About this task:
Report only how many lines in the listing below contain the string "title".

○ ○ ○ ○ ○

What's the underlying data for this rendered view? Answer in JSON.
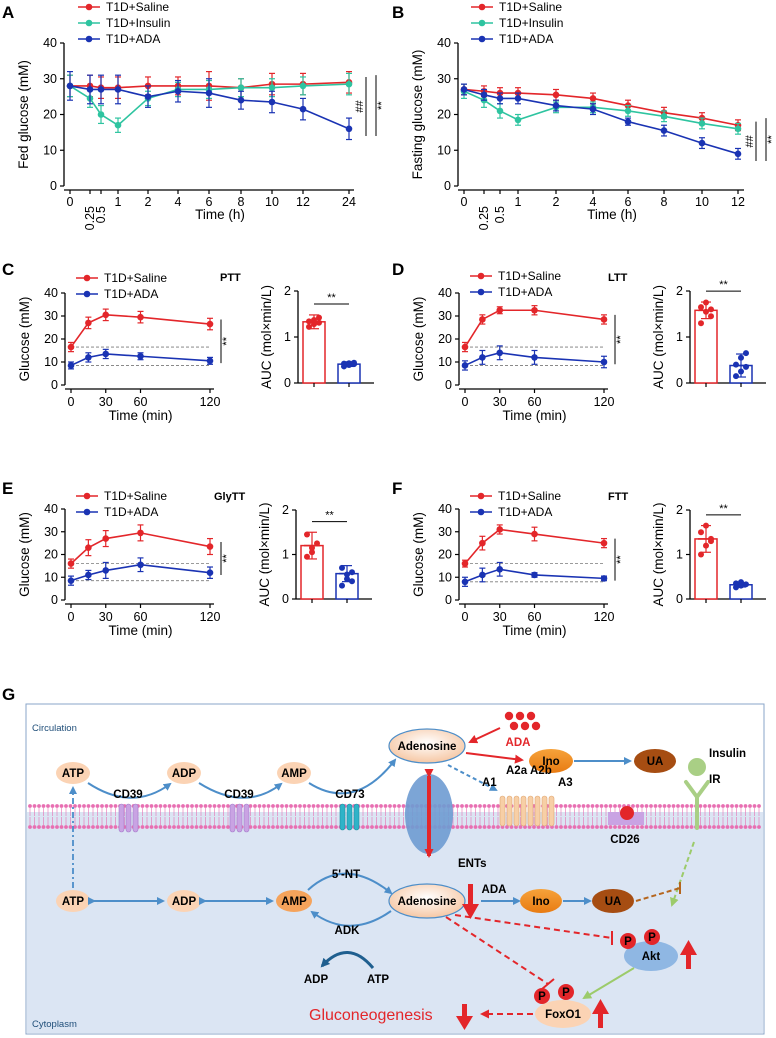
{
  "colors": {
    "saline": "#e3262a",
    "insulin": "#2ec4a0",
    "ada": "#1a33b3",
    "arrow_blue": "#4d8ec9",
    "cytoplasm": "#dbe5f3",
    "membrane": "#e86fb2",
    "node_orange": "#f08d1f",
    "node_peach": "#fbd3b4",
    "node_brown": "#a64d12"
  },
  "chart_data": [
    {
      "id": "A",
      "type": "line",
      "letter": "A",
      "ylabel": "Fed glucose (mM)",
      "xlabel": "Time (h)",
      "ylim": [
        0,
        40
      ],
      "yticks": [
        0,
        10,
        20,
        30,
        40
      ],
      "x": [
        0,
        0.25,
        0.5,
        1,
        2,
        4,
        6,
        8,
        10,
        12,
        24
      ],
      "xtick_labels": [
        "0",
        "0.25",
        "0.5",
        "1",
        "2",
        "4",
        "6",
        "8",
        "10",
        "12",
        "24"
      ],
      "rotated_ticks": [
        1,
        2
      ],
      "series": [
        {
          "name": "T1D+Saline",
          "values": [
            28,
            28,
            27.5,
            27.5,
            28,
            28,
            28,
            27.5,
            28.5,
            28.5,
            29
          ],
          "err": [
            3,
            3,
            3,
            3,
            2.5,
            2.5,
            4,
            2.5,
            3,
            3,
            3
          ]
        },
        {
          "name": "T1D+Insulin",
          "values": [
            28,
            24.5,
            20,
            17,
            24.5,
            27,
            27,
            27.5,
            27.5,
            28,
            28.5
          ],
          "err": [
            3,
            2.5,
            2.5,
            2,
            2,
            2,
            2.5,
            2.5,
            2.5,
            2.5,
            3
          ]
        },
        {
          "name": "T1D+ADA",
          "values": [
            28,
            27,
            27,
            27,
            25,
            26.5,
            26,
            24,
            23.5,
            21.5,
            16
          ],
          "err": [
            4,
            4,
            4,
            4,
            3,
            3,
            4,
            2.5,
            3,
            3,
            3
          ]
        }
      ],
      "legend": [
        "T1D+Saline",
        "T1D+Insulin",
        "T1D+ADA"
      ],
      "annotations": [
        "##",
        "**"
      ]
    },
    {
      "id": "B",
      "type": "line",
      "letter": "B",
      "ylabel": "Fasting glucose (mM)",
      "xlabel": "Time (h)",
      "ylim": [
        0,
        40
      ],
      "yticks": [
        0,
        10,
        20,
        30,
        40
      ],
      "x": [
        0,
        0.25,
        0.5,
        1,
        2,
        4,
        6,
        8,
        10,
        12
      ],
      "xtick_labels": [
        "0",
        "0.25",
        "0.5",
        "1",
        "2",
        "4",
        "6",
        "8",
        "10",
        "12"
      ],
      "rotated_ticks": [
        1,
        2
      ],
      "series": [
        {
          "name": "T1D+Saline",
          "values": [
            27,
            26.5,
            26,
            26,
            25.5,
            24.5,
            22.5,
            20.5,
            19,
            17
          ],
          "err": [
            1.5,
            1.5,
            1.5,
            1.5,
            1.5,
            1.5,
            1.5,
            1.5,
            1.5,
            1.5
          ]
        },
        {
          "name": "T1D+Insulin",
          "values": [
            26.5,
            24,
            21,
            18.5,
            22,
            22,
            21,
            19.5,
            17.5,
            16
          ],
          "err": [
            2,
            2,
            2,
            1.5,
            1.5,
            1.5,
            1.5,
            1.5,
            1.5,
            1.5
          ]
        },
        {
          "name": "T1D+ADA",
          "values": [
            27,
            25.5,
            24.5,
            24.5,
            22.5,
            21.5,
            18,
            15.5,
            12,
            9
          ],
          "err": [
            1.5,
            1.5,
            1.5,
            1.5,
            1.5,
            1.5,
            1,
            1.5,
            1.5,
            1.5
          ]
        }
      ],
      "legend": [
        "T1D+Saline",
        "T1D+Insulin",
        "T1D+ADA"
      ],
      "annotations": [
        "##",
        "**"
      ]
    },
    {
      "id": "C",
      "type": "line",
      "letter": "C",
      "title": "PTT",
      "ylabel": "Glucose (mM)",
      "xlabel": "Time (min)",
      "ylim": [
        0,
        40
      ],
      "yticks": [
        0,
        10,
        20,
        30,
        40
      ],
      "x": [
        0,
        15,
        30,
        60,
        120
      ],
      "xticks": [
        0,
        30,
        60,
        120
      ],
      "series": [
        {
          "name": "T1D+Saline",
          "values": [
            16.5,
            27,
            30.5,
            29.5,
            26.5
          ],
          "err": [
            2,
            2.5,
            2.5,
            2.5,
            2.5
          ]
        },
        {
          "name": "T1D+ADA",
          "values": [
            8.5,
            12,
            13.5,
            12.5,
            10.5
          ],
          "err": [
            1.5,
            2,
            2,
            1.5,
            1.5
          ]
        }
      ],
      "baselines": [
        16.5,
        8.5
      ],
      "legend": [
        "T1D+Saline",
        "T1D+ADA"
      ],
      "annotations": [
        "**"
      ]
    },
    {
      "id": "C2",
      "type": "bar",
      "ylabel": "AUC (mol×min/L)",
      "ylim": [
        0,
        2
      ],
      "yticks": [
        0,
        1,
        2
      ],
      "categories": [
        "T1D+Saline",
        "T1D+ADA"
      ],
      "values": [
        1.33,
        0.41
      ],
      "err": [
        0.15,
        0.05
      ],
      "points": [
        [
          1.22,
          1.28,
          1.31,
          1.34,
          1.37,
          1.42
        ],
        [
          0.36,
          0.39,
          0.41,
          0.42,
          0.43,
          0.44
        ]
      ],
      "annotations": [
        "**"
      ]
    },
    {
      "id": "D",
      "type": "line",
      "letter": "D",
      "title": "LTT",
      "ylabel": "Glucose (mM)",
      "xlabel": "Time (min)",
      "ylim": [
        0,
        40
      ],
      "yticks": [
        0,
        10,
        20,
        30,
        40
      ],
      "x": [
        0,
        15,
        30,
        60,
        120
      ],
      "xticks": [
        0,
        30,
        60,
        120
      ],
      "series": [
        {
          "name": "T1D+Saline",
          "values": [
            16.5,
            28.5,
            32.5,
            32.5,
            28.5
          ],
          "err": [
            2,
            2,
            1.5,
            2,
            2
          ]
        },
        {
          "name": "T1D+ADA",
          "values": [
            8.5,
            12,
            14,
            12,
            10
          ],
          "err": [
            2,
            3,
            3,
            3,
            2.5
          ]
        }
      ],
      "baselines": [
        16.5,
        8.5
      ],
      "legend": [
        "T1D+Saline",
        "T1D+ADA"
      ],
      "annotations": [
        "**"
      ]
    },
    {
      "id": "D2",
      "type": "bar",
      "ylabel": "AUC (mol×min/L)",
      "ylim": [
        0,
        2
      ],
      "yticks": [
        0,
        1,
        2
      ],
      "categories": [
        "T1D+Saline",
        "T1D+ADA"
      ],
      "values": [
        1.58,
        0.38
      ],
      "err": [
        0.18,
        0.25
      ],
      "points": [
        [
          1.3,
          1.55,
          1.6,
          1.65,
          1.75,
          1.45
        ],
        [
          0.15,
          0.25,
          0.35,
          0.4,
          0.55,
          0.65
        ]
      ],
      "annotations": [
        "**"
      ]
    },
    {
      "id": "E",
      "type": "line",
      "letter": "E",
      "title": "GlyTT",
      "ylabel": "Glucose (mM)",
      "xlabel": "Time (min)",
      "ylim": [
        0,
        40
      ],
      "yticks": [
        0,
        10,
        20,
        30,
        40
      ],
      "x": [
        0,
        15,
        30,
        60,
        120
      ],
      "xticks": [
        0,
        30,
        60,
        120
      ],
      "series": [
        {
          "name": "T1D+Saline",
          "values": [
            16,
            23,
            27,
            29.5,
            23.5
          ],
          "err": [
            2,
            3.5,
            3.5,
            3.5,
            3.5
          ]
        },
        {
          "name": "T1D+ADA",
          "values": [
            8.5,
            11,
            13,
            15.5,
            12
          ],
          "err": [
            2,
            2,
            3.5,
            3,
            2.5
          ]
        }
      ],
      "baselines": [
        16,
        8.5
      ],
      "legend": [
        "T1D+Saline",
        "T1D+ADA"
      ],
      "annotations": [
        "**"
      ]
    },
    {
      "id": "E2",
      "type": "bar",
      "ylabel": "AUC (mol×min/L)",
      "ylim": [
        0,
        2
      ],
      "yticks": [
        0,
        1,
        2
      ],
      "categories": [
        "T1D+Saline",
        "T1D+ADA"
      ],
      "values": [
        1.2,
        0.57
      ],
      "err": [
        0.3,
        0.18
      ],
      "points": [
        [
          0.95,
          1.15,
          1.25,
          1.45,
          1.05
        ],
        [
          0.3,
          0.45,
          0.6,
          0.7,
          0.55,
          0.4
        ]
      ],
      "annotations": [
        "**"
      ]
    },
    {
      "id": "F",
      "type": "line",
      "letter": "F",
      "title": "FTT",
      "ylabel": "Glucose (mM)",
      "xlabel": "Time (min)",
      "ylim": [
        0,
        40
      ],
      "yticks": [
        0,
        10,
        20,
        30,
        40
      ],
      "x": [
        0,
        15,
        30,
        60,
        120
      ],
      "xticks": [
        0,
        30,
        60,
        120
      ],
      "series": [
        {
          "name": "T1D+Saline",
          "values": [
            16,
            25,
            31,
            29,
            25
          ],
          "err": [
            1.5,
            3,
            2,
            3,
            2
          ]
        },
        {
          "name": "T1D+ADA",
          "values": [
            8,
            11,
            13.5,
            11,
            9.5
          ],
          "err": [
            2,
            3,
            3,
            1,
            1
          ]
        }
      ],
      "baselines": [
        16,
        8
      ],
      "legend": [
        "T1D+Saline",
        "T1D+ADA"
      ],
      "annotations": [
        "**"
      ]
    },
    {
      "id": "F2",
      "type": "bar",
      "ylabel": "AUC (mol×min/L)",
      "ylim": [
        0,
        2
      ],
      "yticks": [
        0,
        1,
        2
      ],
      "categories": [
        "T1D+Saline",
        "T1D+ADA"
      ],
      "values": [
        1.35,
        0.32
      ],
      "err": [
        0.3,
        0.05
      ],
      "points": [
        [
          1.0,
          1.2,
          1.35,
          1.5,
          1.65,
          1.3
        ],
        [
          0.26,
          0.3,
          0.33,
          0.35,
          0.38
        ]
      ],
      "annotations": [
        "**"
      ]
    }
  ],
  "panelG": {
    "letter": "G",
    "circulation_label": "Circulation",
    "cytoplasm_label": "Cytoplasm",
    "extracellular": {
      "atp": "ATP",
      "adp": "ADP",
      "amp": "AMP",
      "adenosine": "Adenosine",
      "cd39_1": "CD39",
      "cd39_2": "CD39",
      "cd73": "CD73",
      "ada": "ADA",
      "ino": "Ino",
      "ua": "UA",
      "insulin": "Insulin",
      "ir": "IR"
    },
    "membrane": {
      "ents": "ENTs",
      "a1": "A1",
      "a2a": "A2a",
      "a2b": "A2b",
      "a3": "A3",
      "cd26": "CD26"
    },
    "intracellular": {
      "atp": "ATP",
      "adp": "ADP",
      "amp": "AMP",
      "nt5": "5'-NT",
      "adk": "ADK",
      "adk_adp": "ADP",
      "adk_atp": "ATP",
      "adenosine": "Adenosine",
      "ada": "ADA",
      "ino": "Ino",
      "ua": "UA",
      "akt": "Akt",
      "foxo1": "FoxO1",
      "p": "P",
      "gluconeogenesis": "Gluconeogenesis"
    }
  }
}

○ ○ ○ ○ ○

Exercise solution:
4